■ JOB ■
Exclude the pictures, then copy all remaining records exactly.

■ Dataset records on visual material ■
[start]

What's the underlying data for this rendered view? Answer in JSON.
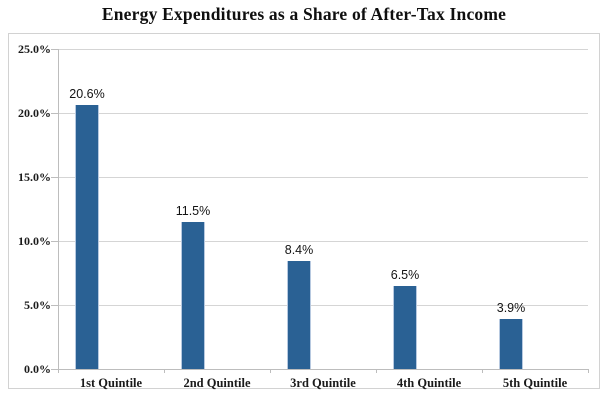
{
  "title": "Energy Expenditures as a Share of After-Tax Income",
  "chart_data": {
    "type": "bar",
    "title": "Energy Expenditures as a Share of After-Tax Income",
    "categories": [
      "1st Quintile",
      "2nd Quintile",
      "3rd Quintile",
      "4th Quintile",
      "5th Quintile"
    ],
    "values": [
      20.6,
      11.5,
      8.4,
      6.5,
      3.9
    ],
    "data_labels": [
      "20.6%",
      "11.5%",
      "8.4%",
      "6.5%",
      "3.9%"
    ],
    "xlabel": "",
    "ylabel": "",
    "ylim": [
      0,
      25
    ],
    "y_tick_step": 5,
    "y_ticks": [
      {
        "value": 25,
        "label": "25.0%"
      },
      {
        "value": 20,
        "label": "20.0%"
      },
      {
        "value": 15,
        "label": "15.0%"
      },
      {
        "value": 10,
        "label": "10.0%"
      },
      {
        "value": 5,
        "label": "5.0%"
      },
      {
        "value": 0,
        "label": "0.0%"
      }
    ],
    "grid": "horizontal",
    "legend": "none",
    "colors": {
      "bar_fill": "#2a6194",
      "bar_edge": "#b7c9e0",
      "gridline": "#d5d5d5",
      "axis_line": "#bdbdbd",
      "chart_border": "#d2d2d2",
      "label_text": "#1a1a1a"
    }
  }
}
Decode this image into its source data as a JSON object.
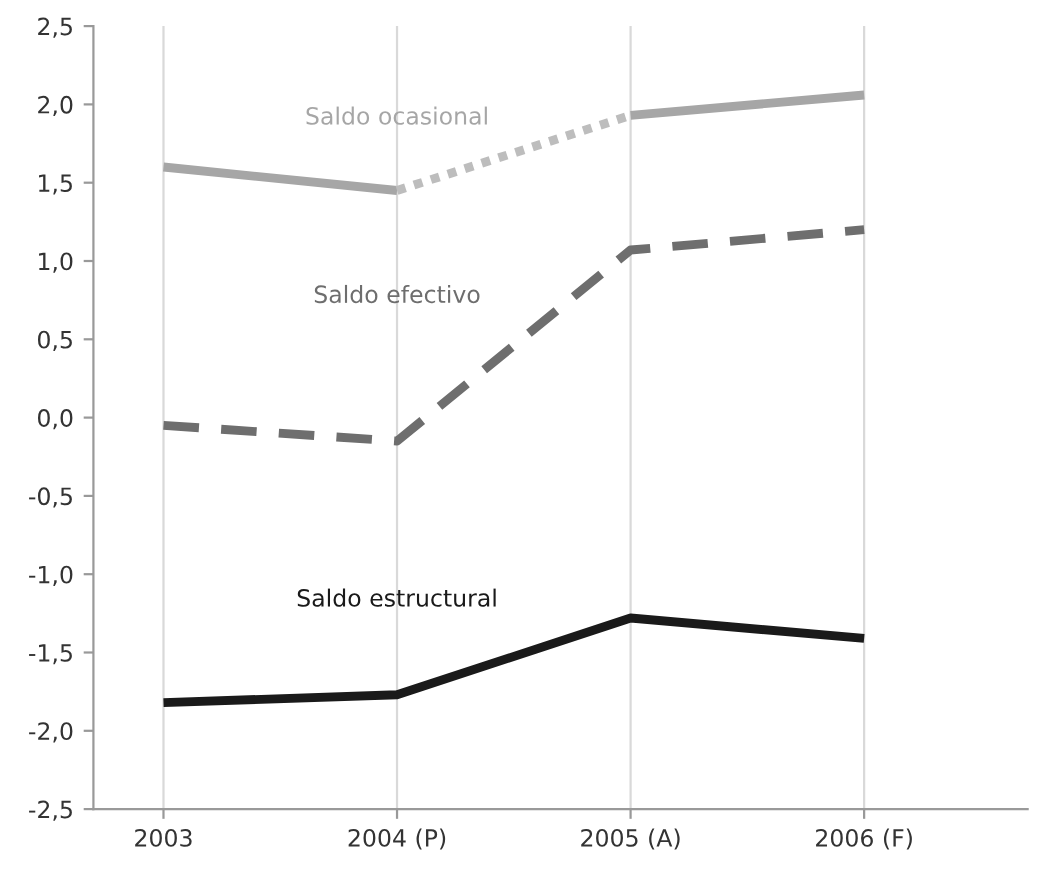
{
  "chart_data": {
    "type": "line",
    "categories": [
      "2003",
      "2004 (P)",
      "2005 (A)",
      "2006 (F)"
    ],
    "series": [
      {
        "name": "Saldo ocasional",
        "color": "#a6a6a6",
        "line_style": "solid",
        "values": [
          1.6,
          1.45,
          null,
          null
        ]
      },
      {
        "color": "#bdbdbd",
        "line_style": "dotted",
        "values": [
          null,
          1.45,
          1.93,
          null
        ]
      },
      {
        "color": "#a6a6a6",
        "line_style": "solid",
        "values": [
          null,
          null,
          1.93,
          2.06
        ]
      },
      {
        "name": "Saldo efectivo",
        "color": "#6e6e6e",
        "line_style": "dashed",
        "values": [
          -0.05,
          -0.15,
          1.07,
          1.2
        ]
      },
      {
        "name": "Saldo estructural",
        "color": "#1a1a1a",
        "line_style": "solid",
        "values": [
          -1.82,
          -1.77,
          -1.28,
          -1.41
        ]
      }
    ],
    "ylim": [
      -2.5,
      2.5
    ],
    "yticks": [
      {
        "value": -2.5,
        "label": "-2,5"
      },
      {
        "value": -2,
        "label": "-2,0"
      },
      {
        "value": -1.5,
        "label": "-1,5"
      },
      {
        "value": -1,
        "label": "-1,0"
      },
      {
        "value": -0.5,
        "label": "-0,5"
      },
      {
        "value": 0,
        "label": "0,0"
      },
      {
        "value": 0.5,
        "label": "0,5"
      },
      {
        "value": 1,
        "label": "1,0"
      },
      {
        "value": 1.5,
        "label": "1,5"
      },
      {
        "value": 2,
        "label": "2,0"
      },
      {
        "value": 2.5,
        "label": "2,5"
      }
    ],
    "grid": "x",
    "marker": "none"
  }
}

[end]

■ ANSWER TO THE TASK ■
What's the underlying data for this rendered view? Answer in JSON.
{
  "title": "Energy Expenditures as a Share of After-Tax Income",
  "chart_data": {
    "type": "bar",
    "title": "Energy Expenditures as a Share of After-Tax Income",
    "categories": [
      "1st Quintile",
      "2nd Quintile",
      "3rd Quintile",
      "4th Quintile",
      "5th Quintile"
    ],
    "values": [
      20.6,
      11.5,
      8.4,
      6.5,
      3.9
    ],
    "data_labels": [
      "20.6%",
      "11.5%",
      "8.4%",
      "6.5%",
      "3.9%"
    ],
    "xlabel": "",
    "ylabel": "",
    "ylim": [
      0,
      25
    ],
    "y_tick_step": 5,
    "y_ticks": [
      {
        "value": 25,
        "label": "25.0%"
      },
      {
        "value": 20,
        "label": "20.0%"
      },
      {
        "value": 15,
        "label": "15.0%"
      },
      {
        "value": 10,
        "label": "10.0%"
      },
      {
        "value": 5,
        "label": "5.0%"
      },
      {
        "value": 0,
        "label": "0.0%"
      }
    ],
    "grid": "horizontal",
    "legend": "none",
    "colors": {
      "bar_fill": "#2a6194",
      "bar_edge": "#b7c9e0",
      "gridline": "#d5d5d5",
      "axis_line": "#bdbdbd",
      "chart_border": "#d2d2d2",
      "label_text": "#1a1a1a"
    }
  }
}
Decode this image into its source data as a JSON object.
{
  "chart_data": {
    "type": "line",
    "categories": [
      "2003",
      "2004 (P)",
      "2005 (A)",
      "2006 (F)"
    ],
    "series": [
      {
        "name": "Saldo ocasional",
        "color": "#a6a6a6",
        "line_style": "solid",
        "values": [
          1.6,
          1.45,
          null,
          null
        ]
      },
      {
        "color": "#bdbdbd",
        "line_style": "dotted",
        "values": [
          null,
          1.45,
          1.93,
          null
        ]
      },
      {
        "color": "#a6a6a6",
        "line_style": "solid",
        "values": [
          null,
          null,
          1.93,
          2.06
        ]
      },
      {
        "name": "Saldo efectivo",
        "color": "#6e6e6e",
        "line_style": "dashed",
        "values": [
          -0.05,
          -0.15,
          1.07,
          1.2
        ]
      },
      {
        "name": "Saldo estructural",
        "color": "#1a1a1a",
        "line_style": "solid",
        "values": [
          -1.82,
          -1.77,
          -1.28,
          -1.41
        ]
      }
    ],
    "ylim": [
      -2.5,
      2.5
    ],
    "yticks": [
      {
        "value": -2.5,
        "label": "-2,5"
      },
      {
        "value": -2,
        "label": "-2,0"
      },
      {
        "value": -1.5,
        "label": "-1,5"
      },
      {
        "value": -1,
        "label": "-1,0"
      },
      {
        "value": -0.5,
        "label": "-0,5"
      },
      {
        "value": 0,
        "label": "0,0"
      },
      {
        "value": 0.5,
        "label": "0,5"
      },
      {
        "value": 1,
        "label": "1,0"
      },
      {
        "value": 1.5,
        "label": "1,5"
      },
      {
        "value": 2,
        "label": "2,0"
      },
      {
        "value": 2.5,
        "label": "2,5"
      }
    ],
    "grid": "x",
    "marker": "none"
  }
}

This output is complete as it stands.